→ **Goal of the exercise**:
Images do not belong in the copy. Retype all the entries below exactly.

→ **Data for processing**:
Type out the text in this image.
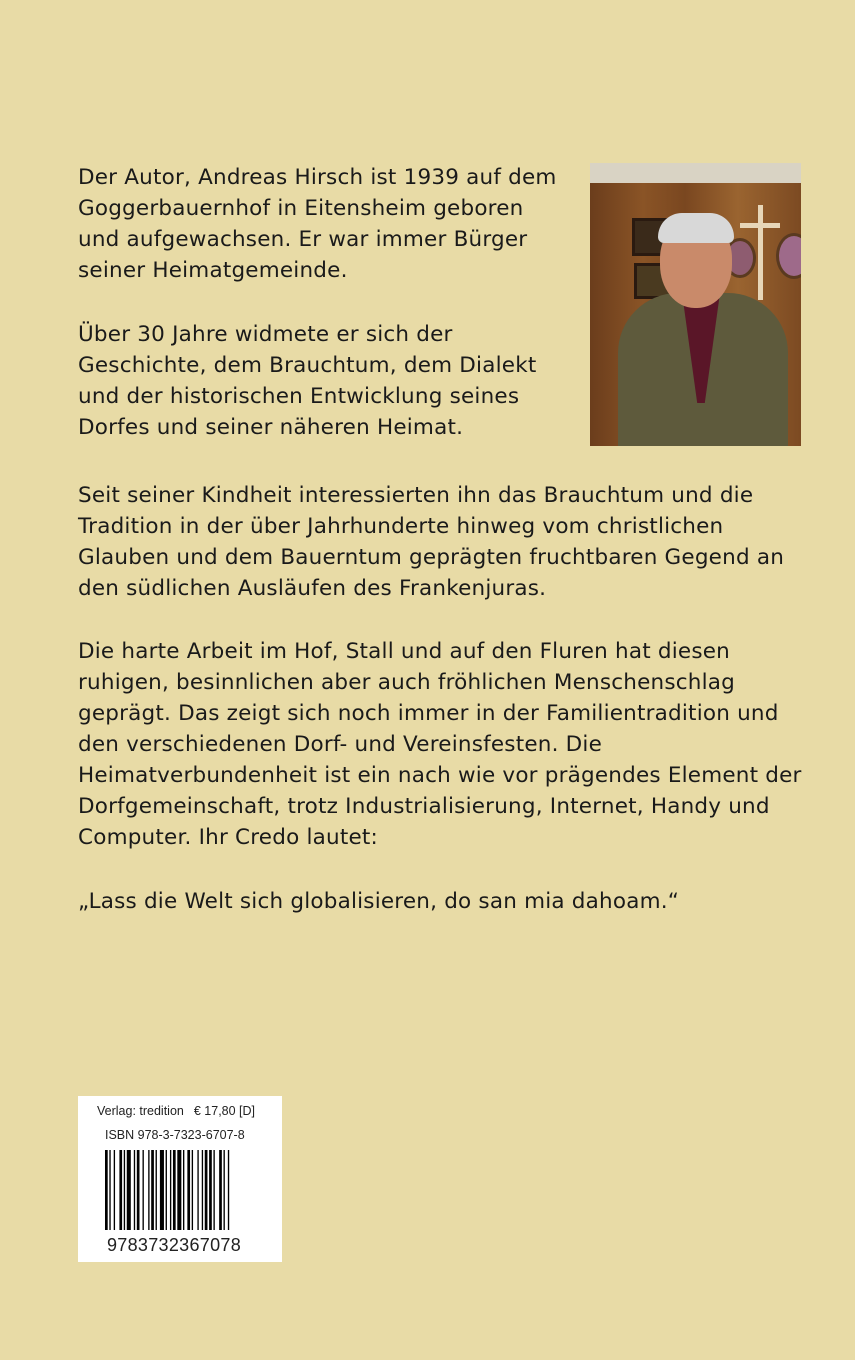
Der Autor, Andreas Hirsch ist 1939 auf dem Goggerbauernhof in Eitensheim geboren und aufgewachsen. Er war immer Bürger seiner Heimatgemeinde.

Über 30 Jahre widmete er sich der Geschichte, dem Brauchtum, dem Dialekt und der historischen Entwicklung seines Dorfes und seiner näheren Heimat.

Seit seiner Kindheit interessierten ihn das Brauchtum und die Tradition in der über Jahrhunderte hinweg vom christlichen Glauben und dem Bauerntum geprägten fruchtbaren Gegend an den südlichen Ausläufen des Frankenjuras.

Die harte Arbeit im Hof, Stall und auf den Fluren hat diesen ruhigen, besinnlichen aber auch fröhlichen Menschenschlag geprägt. Das zeigt sich noch immer in der Familientradition und den verschiedenen Dorf- und Vereinsfesten. Die Heimatverbundenheit ist ein nach wie vor prägendes Element der Dorfgemeinschaft, trotz Industrialisierung, Internet, Handy und Computer. Ihr Credo lautet:

„Lass die Welt sich globalisieren, do san mia dahoam.“

Verlag: tredition € 17,80 [D]
ISBN 978-3-7323-6707-8
9783732367078
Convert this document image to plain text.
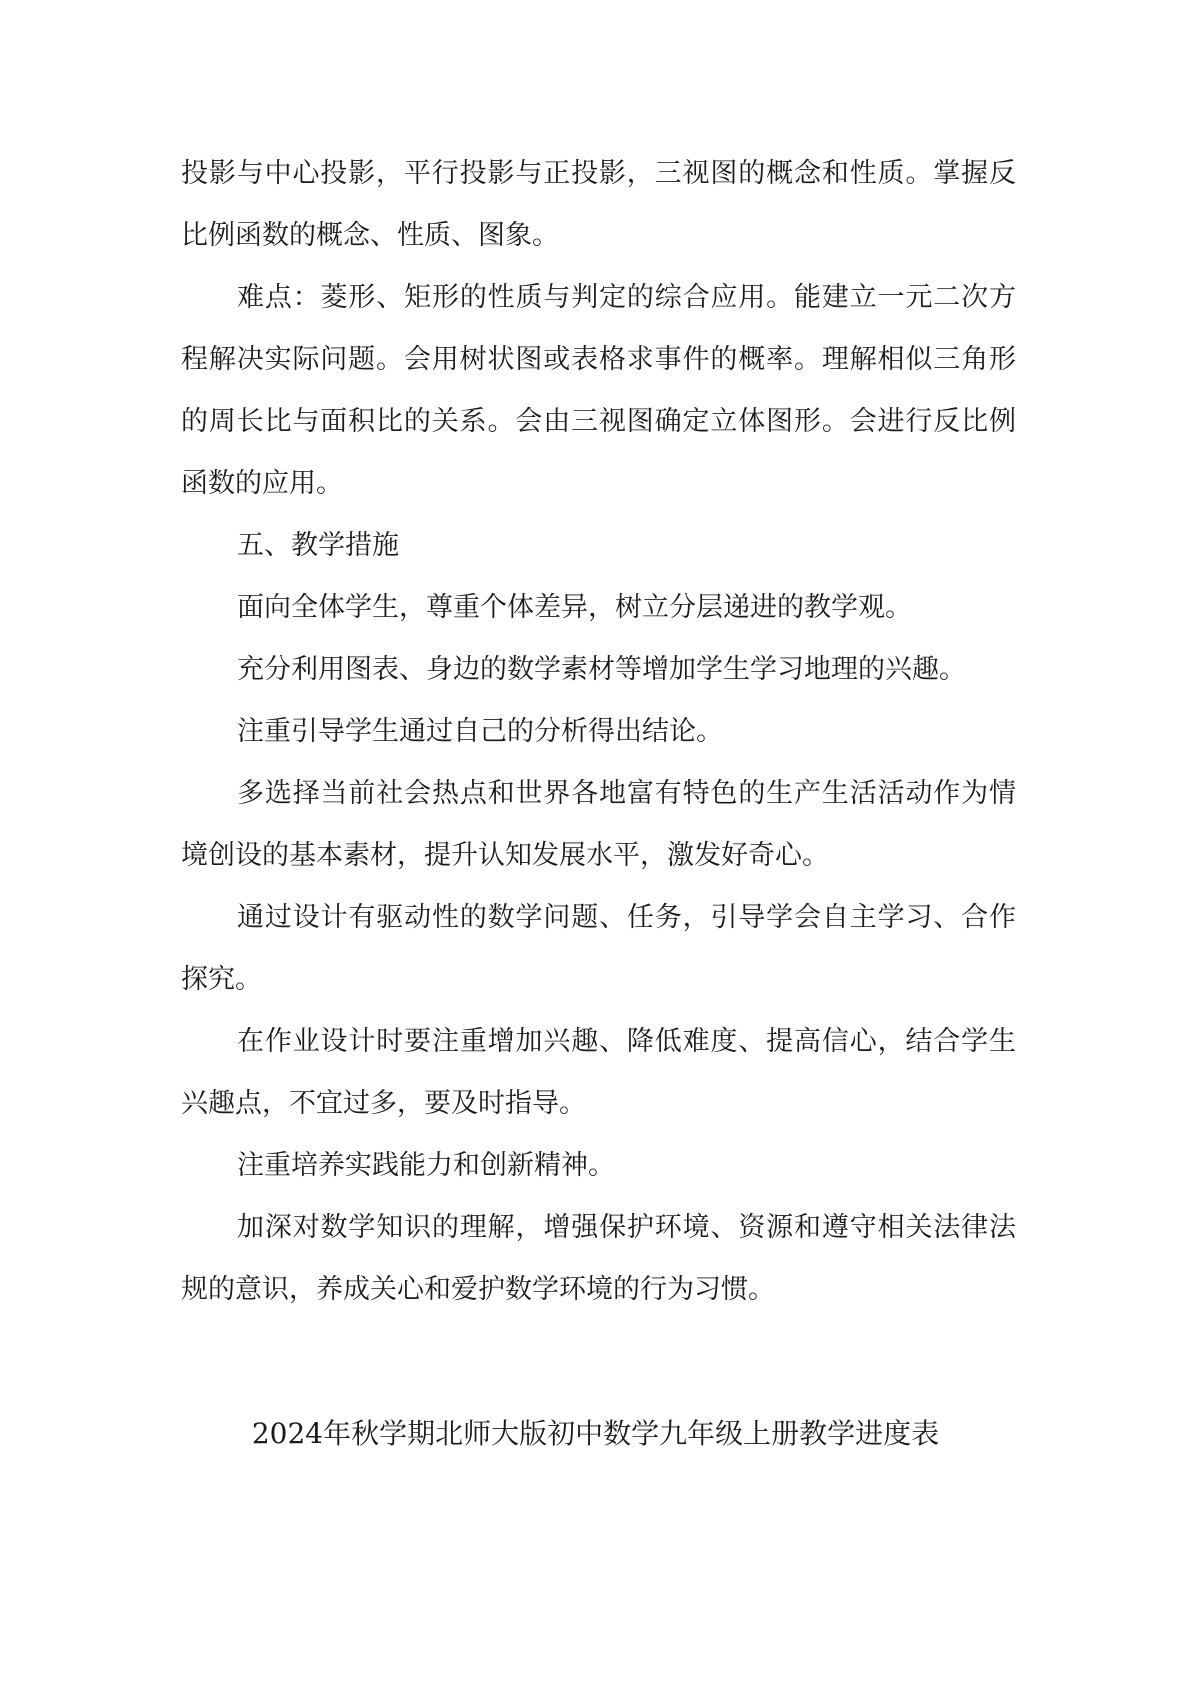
投影与中心投影，平行投影与正投影，三视图的概念和性质。掌握反比例函数的概念、性质、图象。

难点：菱形、矩形的性质与判定的综合应用。能建立一元二次方程解决实际问题。会用树状图或表格求事件的概率。理解相似三角形的周长比与面积比的关系。会由三视图确定立体图形。会进行反比例函数的应用。

五、教学措施

面向全体学生，尊重个体差异，树立分层递进的教学观。

充分利用图表、身边的数学素材等增加学生学习地理的兴趣。

注重引导学生通过自己的分析得出结论。

多选择当前社会热点和世界各地富有特色的生产生活活动作为情境创设的基本素材，提升认知发展水平，激发好奇心。

通过设计有驱动性的数学问题、任务，引导学会自主学习、合作探究。

在作业设计时要注重增加兴趣、降低难度、提高信心，结合学生兴趣点，不宜过多，要及时指导。

注重培养实践能力和创新精神。

加深对数学知识的理解，增强保护环境、资源和遵守相关法律法规的意识，养成关心和爱护数学环境的行为习惯。

2024年秋学期北师大版初中数学九年级上册教学进度表
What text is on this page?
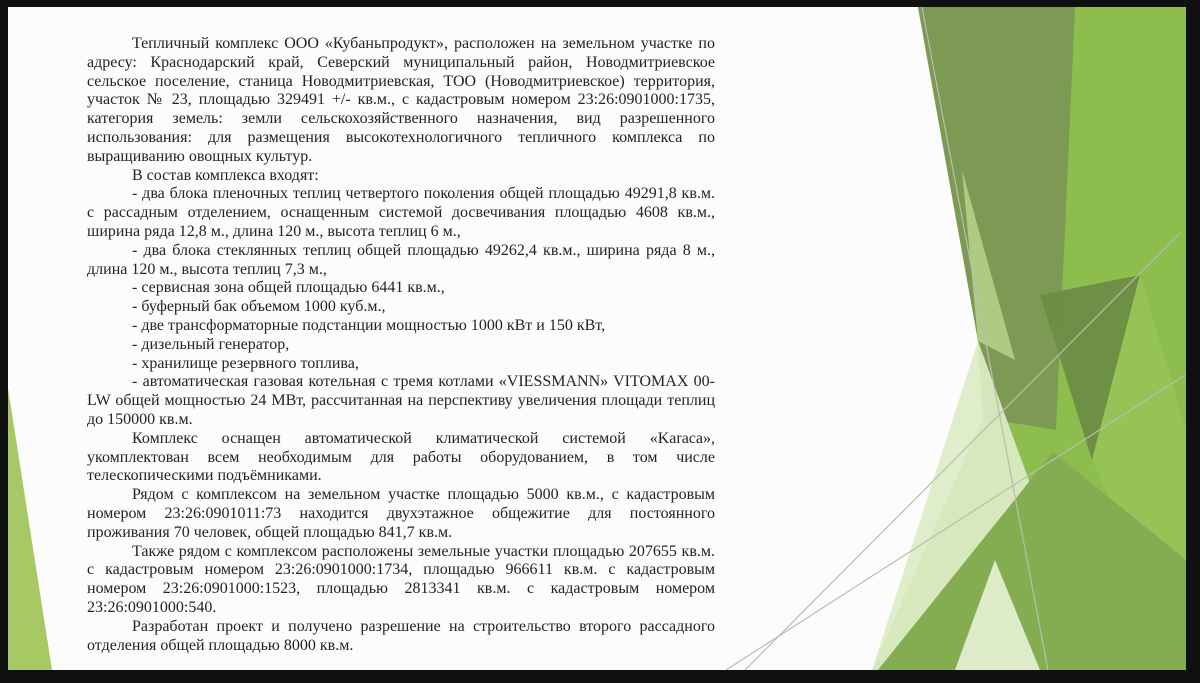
Тепличный комплекс ООО «Кубаньпродукт», расположен на земельном участке по адресу: Краснодарский край, Северский муниципальный район, Новодмитриевское сельское поселение, станица Новодмитриевская, ТОО (Новодмитриевское) территория, участок № 23, площадью 329491 +/- кв.м., с кадастровым номером 23:26:0901000:1735, категория земель: земли сельскохозяйственного назначения, вид разрешенного использования: для размещения высокотехнологичного тепличного комплекса по выращиванию овощных культур.

В состав комплекса входят:

- два блока пленочных теплиц четвертого поколения общей площадью 49291,8 кв.м. с рассадным отделением, оснащенным системой досвечивания площадью 4608 кв.м., ширина ряда 12,8 м., длина 120 м., высота теплиц 6 м.,

- два блока стеклянных теплиц общей площадью 49262,4 кв.м., ширина ряда 8 м., длина 120 м., высота теплиц 7,3 м.,

- сервисная зона общей площадью 6441 кв.м.,

- буферный бак объемом 1000 куб.м.,

- две трансформаторные подстанции мощностью 1000 кВт и 150 кВт,

- дизельный генератор,

- хранилище резервного топлива,

- автоматическая газовая котельная с тремя котлами «VIESSMANN» VITOMAX 00-LW общей мощностью 24 МВт, рассчитанная на перспективу увеличения площади теплиц до 150000 кв.м.

Комплекс оснащен автоматической климатической системой «Karaca», укомплектован всем необходимым для работы оборудованием, в том числе телескопическими подъёмниками.

Рядом с комплексом на земельном участке площадью 5000 кв.м., с кадастровым номером 23:26:0901011:73 находится двухэтажное общежитие для постоянного проживания 70 человек, общей площадью 841,7 кв.м.

Также рядом с комплексом расположены земельные участки площадью 207655 кв.м. с кадастровым номером 23:26:0901000:1734, площадью 966611 кв.м. с кадастровым номером 23:26:0901000:1523, площадью 2813341 кв.м. с кадастровым номером 23:26:0901000:540.

Разработан проект и получено разрешение на строительство второго рассадного отделения общей площадью 8000 кв.м.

→ **Solution**:
Type out the text in this image.
Der Autor, Andreas Hirsch ist 1939 auf dem Goggerbauernhof in Eitensheim geboren und aufgewachsen. Er war immer Bürger seiner Heimatgemeinde.

Über 30 Jahre widmete er sich der Geschichte, dem Brauchtum, dem Dialekt und der historischen Entwicklung seines Dorfes und seiner näheren Heimat.

Seit seiner Kindheit interessierten ihn das Brauchtum und die Tradition in der über Jahrhunderte hinweg vom christlichen Glauben und dem Bauerntum geprägten fruchtbaren Gegend an den südlichen Ausläufen des Frankenjuras.

Die harte Arbeit im Hof, Stall und auf den Fluren hat diesen ruhigen, besinnlichen aber auch fröhlichen Menschenschlag geprägt. Das zeigt sich noch immer in der Familientradition und den verschiedenen Dorf- und Vereinsfesten. Die Heimatverbundenheit ist ein nach wie vor prägendes Element der Dorfgemeinschaft, trotz Industrialisierung, Internet, Handy und Computer. Ihr Credo lautet:

„Lass die Welt sich globalisieren, do san mia dahoam.“

Verlag: tredition € 17,80 [D]
ISBN 978-3-7323-6707-8
9783732367078
Convert this document image to plain text.
投影与中心投影，平行投影与正投影，三视图的概念和性质。掌握反比例函数的概念、性质、图象。

难点：菱形、矩形的性质与判定的综合应用。能建立一元二次方程解决实际问题。会用树状图或表格求事件的概率。理解相似三角形的周长比与面积比的关系。会由三视图确定立体图形。会进行反比例函数的应用。

五、教学措施

面向全体学生，尊重个体差异，树立分层递进的教学观。

充分利用图表、身边的数学素材等增加学生学习地理的兴趣。

注重引导学生通过自己的分析得出结论。

多选择当前社会热点和世界各地富有特色的生产生活活动作为情境创设的基本素材，提升认知发展水平，激发好奇心。

通过设计有驱动性的数学问题、任务，引导学会自主学习、合作探究。

在作业设计时要注重增加兴趣、降低难度、提高信心，结合学生兴趣点，不宜过多，要及时指导。

注重培养实践能力和创新精神。

加深对数学知识的理解，增强保护环境、资源和遵守相关法律法规的意识，养成关心和爱护数学环境的行为习惯。

2024年秋学期北师大版初中数学九年级上册教学进度表
What text is on this page?
Тепличный комплекс ООО «Кубаньпродукт», расположен на земельном участке по адресу: Краснодарский край, Северский муниципальный район, Новодмитриевское сельское поселение, станица Новодмитриевская, ТОО (Новодмитриевское) территория, участок № 23, площадью 329491 +/- кв.м., с кадастровым номером 23:26:0901000:1735, категория земель: земли сельскохозяйственного назначения, вид разрешенного использования: для размещения высокотехнологичного тепличного комплекса по выращиванию овощных культур.

В состав комплекса входят:

- два блока пленочных теплиц четвертого поколения общей площадью 49291,8 кв.м. с рассадным отделением, оснащенным системой досвечивания площадью 4608 кв.м., ширина ряда 12,8 м., длина 120 м., высота теплиц 6 м.,

- два блока стеклянных теплиц общей площадью 49262,4 кв.м., ширина ряда 8 м., длина 120 м., высота теплиц 7,3 м.,

- сервисная зона общей площадью 6441 кв.м.,

- буферный бак объемом 1000 куб.м.,

- две трансформаторные подстанции мощностью 1000 кВт и 150 кВт,

- дизельный генератор,

- хранилище резервного топлива,

- автоматическая газовая котельная с тремя котлами «VIESSMANN» VITOMAX 00-LW общей мощностью 24 МВт, рассчитанная на перспективу увеличения площади теплиц до 150000 кв.м.

Комплекс оснащен автоматической климатической системой «Karaca», укомплектован всем необходимым для работы оборудованием, в том числе телескопическими подъёмниками.

Рядом с комплексом на земельном участке площадью 5000 кв.м., с кадастровым номером 23:26:0901011:73 находится двухэтажное общежитие для постоянного проживания 70 человек, общей площадью 841,7 кв.м.

Также рядом с комплексом расположены земельные участки площадью 207655 кв.м. с кадастровым номером 23:26:0901000:1734, площадью 966611 кв.м. с кадастровым номером 23:26:0901000:1523, площадью 2813341 кв.м. с кадастровым номером 23:26:0901000:540.

Разработан проект и получено разрешение на строительство второго рассадного отделения общей площадью 8000 кв.м.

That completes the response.